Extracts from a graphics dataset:
========
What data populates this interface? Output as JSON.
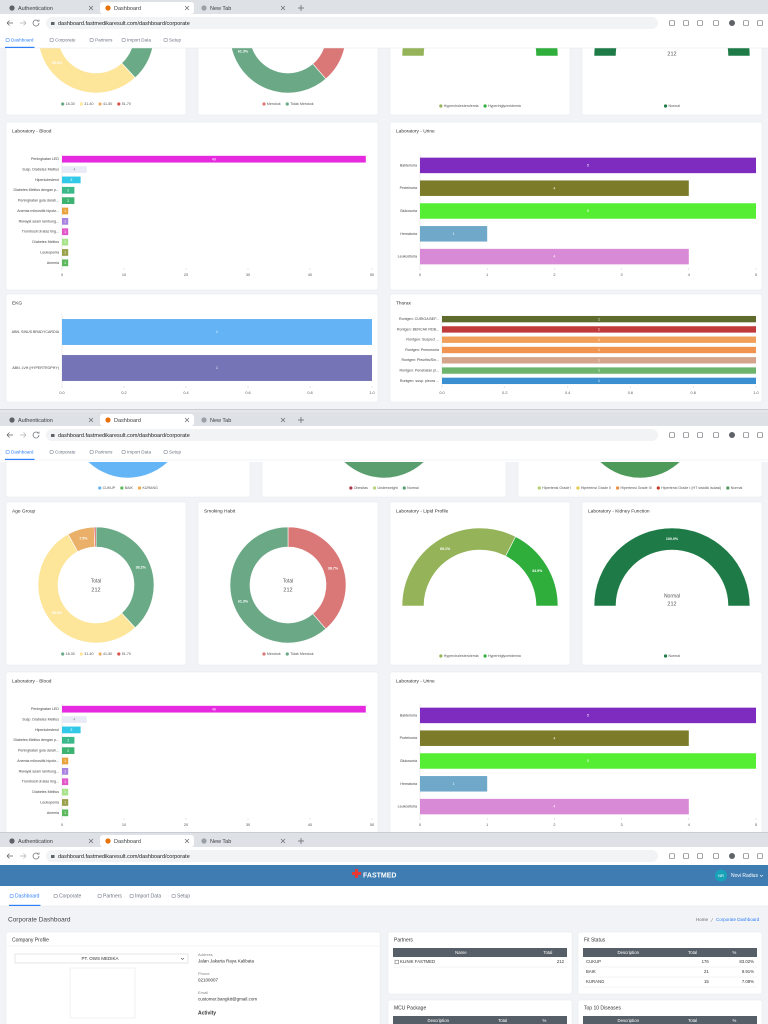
{
  "screens": [
    {
      "browser": {
        "tabs": [
          "Authentication",
          "Dashboard",
          "New Tab"
        ],
        "active_tab": 1,
        "url": "dashboard.fastmedikaresult.com/dashboard/corporate"
      },
      "nav": {
        "items": [
          "Dashboard",
          "Corporate",
          "Partners",
          "Import Data",
          "Setup"
        ],
        "active": 0
      },
      "cards": [
        {
          "type": "donut",
          "categories": [
            "18-30",
            "31-40",
            "41-50",
            "51-70"
          ],
          "values": [
            38.2,
            53.8,
            7.5,
            0.5
          ],
          "value_labels": [
            null,
            "53.8%",
            null,
            null
          ],
          "colors": [
            "#6aaa86",
            "#fde59a",
            "#eab06a",
            "#d9534f"
          ]
        },
        {
          "type": "donut",
          "categories": [
            "Merokok",
            "Tidak Merokok"
          ],
          "values": [
            38.7,
            61.3
          ],
          "value_labels": [
            null,
            "61.3%"
          ],
          "colors": [
            "#d97876",
            "#6aa886"
          ]
        },
        {
          "type": "gauge",
          "categories": [
            "Hypercholesterolemia",
            "Hypertriglyceridemia"
          ],
          "values": [
            65.1,
            34.9
          ],
          "colors": [
            "#95b45a",
            "#2fae3b"
          ]
        },
        {
          "type": "gauge",
          "categories": [
            "Normal"
          ],
          "values": [
            100
          ],
          "colors": [
            "#1e7a46"
          ],
          "center_value": 212
        },
        {
          "type": "hbar",
          "title": "Laboratory - Blood",
          "categories": [
            "Peningkatan LED",
            "Susp. Diabetes Melitus",
            "Hiperkolesterol",
            "Diabetes Melitus dengan p...",
            "Peningkatan gula darah...",
            "Anemia mikrositik hipokr...",
            "Riwayat asam lambung...",
            "Trombosit di atas ting...",
            "Diabetes Melitus",
            "Leukopenia",
            "Anemia"
          ],
          "values": [
            49,
            4,
            3,
            2,
            2,
            1,
            1,
            1,
            1,
            1,
            1
          ],
          "colors": [
            "#e62ae0",
            "#e8eaf6",
            "#32c8e8",
            "#3ab98a",
            "#3cb371",
            "#e8a33c",
            "#a884e0",
            "#e356c9",
            "#a7e38a",
            "#9aa04a",
            "#5cb85c"
          ],
          "xlim": [
            0,
            50
          ],
          "xticks": [
            0,
            10,
            20,
            30,
            40,
            50
          ]
        },
        {
          "type": "hbar",
          "title": "Laboratory - Urine",
          "categories": [
            "Bakteriuria",
            "Proteinuria",
            "Glukosuria",
            "Hematuria",
            "Leukosituria"
          ],
          "values": [
            5,
            4,
            5,
            1,
            4
          ],
          "colors": [
            "#7e2bc0",
            "#7b7b2a",
            "#55ee33",
            "#6fa8c8",
            "#d98ad6"
          ],
          "xlim": [
            0,
            5
          ],
          "xticks": [
            0,
            1,
            2,
            3,
            4,
            5
          ]
        },
        {
          "type": "hbar",
          "title": "EKG",
          "categories": [
            "ABN. SINUS BRADYCARDIA",
            "ABN. LVH (HYPERTROPHY)"
          ],
          "values": [
            1,
            1
          ],
          "colors": [
            "#63b3f5",
            "#7474b6"
          ],
          "xlim": [
            0,
            1
          ],
          "xticks": [
            {
              "value": 0,
              "label": "0.0"
            },
            0.2,
            0.4,
            0.6,
            0.8,
            {
              "value": 1,
              "label": "1.0"
            }
          ]
        },
        {
          "type": "hbar",
          "title": "Thorax",
          "categories": [
            "Rontgen: CURIGA BEF...",
            "Rontgen: BERCAK RDB...",
            "Rontgen: Suspect ...",
            "Rontgen: Pneumonia",
            "Rontgen: Pleuritis/Sin...",
            "Rontgen: Penebalan pl...",
            "Rontgen: susp. pleura ..."
          ],
          "values": [
            1,
            1,
            1,
            1,
            1,
            1,
            1
          ],
          "colors": [
            "#5f6b2c",
            "#c0393b",
            "#f0a05a",
            "#f09450",
            "#d4a58a",
            "#6db56d",
            "#3a8fd1"
          ],
          "xlim": [
            0,
            1
          ],
          "xticks": [
            {
              "value": 0,
              "label": "0.0"
            },
            0.2,
            0.4,
            0.6,
            0.8,
            {
              "value": 1,
              "label": "1.0"
            }
          ]
        }
      ]
    },
    {
      "browser": {
        "tabs": [
          "Authentication",
          "Dashboard",
          "New Tab"
        ],
        "active_tab": 1,
        "url": "dashboard.fastmedikaresult.com/dashboard/corporate"
      },
      "nav": {
        "items": [
          "Dashboard",
          "Corporate",
          "Partners",
          "Import Data",
          "Setup"
        ],
        "active": 0
      },
      "cards": [
        {
          "type": "donut",
          "categories": [
            "CUKUP",
            "BAIK",
            "KURANG"
          ],
          "values": [
            83.02,
            9.91,
            7.08
          ],
          "colors": [
            "#64b5f6",
            "#5cb85c",
            "#f0ad4e"
          ]
        },
        {
          "type": "donut",
          "categories": [
            "Obesitas",
            "Underweight",
            "Normal"
          ],
          "values": [
            30,
            5,
            65
          ],
          "colors": [
            "#a93848",
            "#b9d27a",
            "#5a9e6f"
          ]
        },
        {
          "type": "donut",
          "categories": [
            "Hipertensi Grade I",
            "Hipertensi Grade II",
            "Hipertensi Grade III",
            "Hipertensi Grade I (HT sistolik isolasi)",
            "Normal"
          ],
          "values": [
            10,
            4,
            2,
            2,
            82
          ],
          "colors": [
            "#b4cf72",
            "#e6c94a",
            "#f08c3a",
            "#c0392b",
            "#4e9a5a"
          ]
        },
        {
          "type": "donut",
          "title": "Age Group",
          "categories": [
            "18-30",
            "31-40",
            "41-50",
            "51-70"
          ],
          "values": [
            38.2,
            53.8,
            7.5,
            0.5
          ],
          "value_labels": [
            "38.2%",
            "53.8%",
            "7.5%",
            null
          ],
          "colors": [
            "#6aaa86",
            "#fde59a",
            "#eab06a",
            "#d9534f"
          ],
          "center_label": "Total",
          "center_value": 212
        },
        {
          "type": "donut",
          "title": "Smoking Habit",
          "categories": [
            "Merokok",
            "Tidak Merokok"
          ],
          "values": [
            38.7,
            61.3
          ],
          "value_labels": [
            "38.7%",
            "61.3%"
          ],
          "colors": [
            "#d97876",
            "#6aa886"
          ],
          "center_label": "Total",
          "center_value": 212
        },
        {
          "type": "gauge",
          "title": "Laboratory - Lipid Profile",
          "categories": [
            "Hypercholesterolemia",
            "Hypertriglyceridemia"
          ],
          "values": [
            65.1,
            34.9
          ],
          "value_labels": [
            "65.1%",
            "34.9%"
          ],
          "colors": [
            "#95b45a",
            "#2fae3b"
          ]
        },
        {
          "type": "gauge",
          "title": "Laboratory - Kidney Function",
          "categories": [
            "Normal"
          ],
          "values": [
            100
          ],
          "value_labels": [
            "100.0%"
          ],
          "colors": [
            "#1e7a46"
          ],
          "center_label": "Normal",
          "center_value": 212
        },
        {
          "type": "hbar",
          "title": "Laboratory - Blood",
          "categories": [
            "Peningkatan LED",
            "Susp. Diabetes Melitus",
            "Hiperkolesterol",
            "Diabetes Melitus dengan p...",
            "Peningkatan gula darah...",
            "Anemia mikrositik hipokr...",
            "Riwayat asam lambung...",
            "Trombosit di atas ting...",
            "Diabetes Melitus",
            "Leukopenia",
            "Anemia"
          ],
          "values": [
            49,
            4,
            3,
            2,
            2,
            1,
            1,
            1,
            1,
            1,
            1
          ],
          "colors": [
            "#e62ae0",
            "#e8eaf6",
            "#32c8e8",
            "#3ab98a",
            "#3cb371",
            "#e8a33c",
            "#a884e0",
            "#e356c9",
            "#a7e38a",
            "#9aa04a",
            "#5cb85c"
          ],
          "xlim": [
            0,
            50
          ],
          "xticks": [
            0,
            10,
            20,
            30,
            40,
            50
          ]
        },
        {
          "type": "hbar",
          "title": "Laboratory - Urine",
          "categories": [
            "Bakteriuria",
            "Proteinuria",
            "Glukosuria",
            "Hematuria",
            "Leukosituria"
          ],
          "values": [
            5,
            4,
            5,
            1,
            4
          ],
          "colors": [
            "#7e2bc0",
            "#7b7b2a",
            "#55ee33",
            "#6fa8c8",
            "#d98ad6"
          ],
          "xlim": [
            0,
            5
          ],
          "xticks": [
            0,
            1,
            2,
            3,
            4,
            5
          ]
        }
      ]
    },
    {
      "browser": {
        "tabs": [
          "Authentication",
          "Dashboard",
          "New Tab"
        ],
        "active_tab": 1,
        "url": "dashboard.fastmedikaresult.com/dashboard/corporate"
      },
      "header": {
        "brand": "FASTMED",
        "user_initials": "NR",
        "user": "Novi Radius"
      },
      "nav": {
        "items": [
          "Dashboard",
          "Corporate",
          "Partners",
          "Import Data",
          "Setup"
        ],
        "active": 0
      },
      "page_title": "Corporate Dashboard",
      "breadcrumb": [
        "Home",
        "Corporate Dashboard"
      ],
      "company_profile": {
        "title": "Company Profile",
        "company": "PT. OWS MEDIKA",
        "fields": [
          {
            "label": "Address",
            "value": "Jalan Jakarta Raya Kalibata"
          },
          {
            "label": "Phone",
            "value": "02100007"
          },
          {
            "label": "Email",
            "value": "customer.bangkit@gmail.com"
          }
        ],
        "activity": "Activity"
      },
      "tables": [
        {
          "title": "Partners",
          "columns": [
            "Name",
            "Total"
          ],
          "rows": [
            [
              "KLINIK FASTMED",
              212
            ]
          ]
        },
        {
          "title": "Fit Status",
          "columns": [
            "Description",
            "Total",
            "%"
          ],
          "rows": [
            [
              "CUKUP",
              176,
              "83.02%"
            ],
            [
              "BAIK",
              21,
              "9.91%"
            ],
            [
              "KURANG",
              15,
              "7.08%"
            ]
          ]
        },
        {
          "title": "MCU Package",
          "columns": [
            "Description",
            "Total",
            "%"
          ],
          "rows": []
        },
        {
          "title": "Top 10 Diseases",
          "columns": [
            "Description",
            "Total",
            "%"
          ],
          "rows": []
        }
      ]
    }
  ]
}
========
HOW TO COMPLETE THIS TASK >> What are the lines of the data above that include the string "Grade"? Copy them.

ANSWER TO THE EXERCISE >>
            "Hipertensi Grade I",
            "Hipertensi Grade II",
            "Hipertensi Grade III",
            "Hipertensi Grade I (HT sistolik isolasi)",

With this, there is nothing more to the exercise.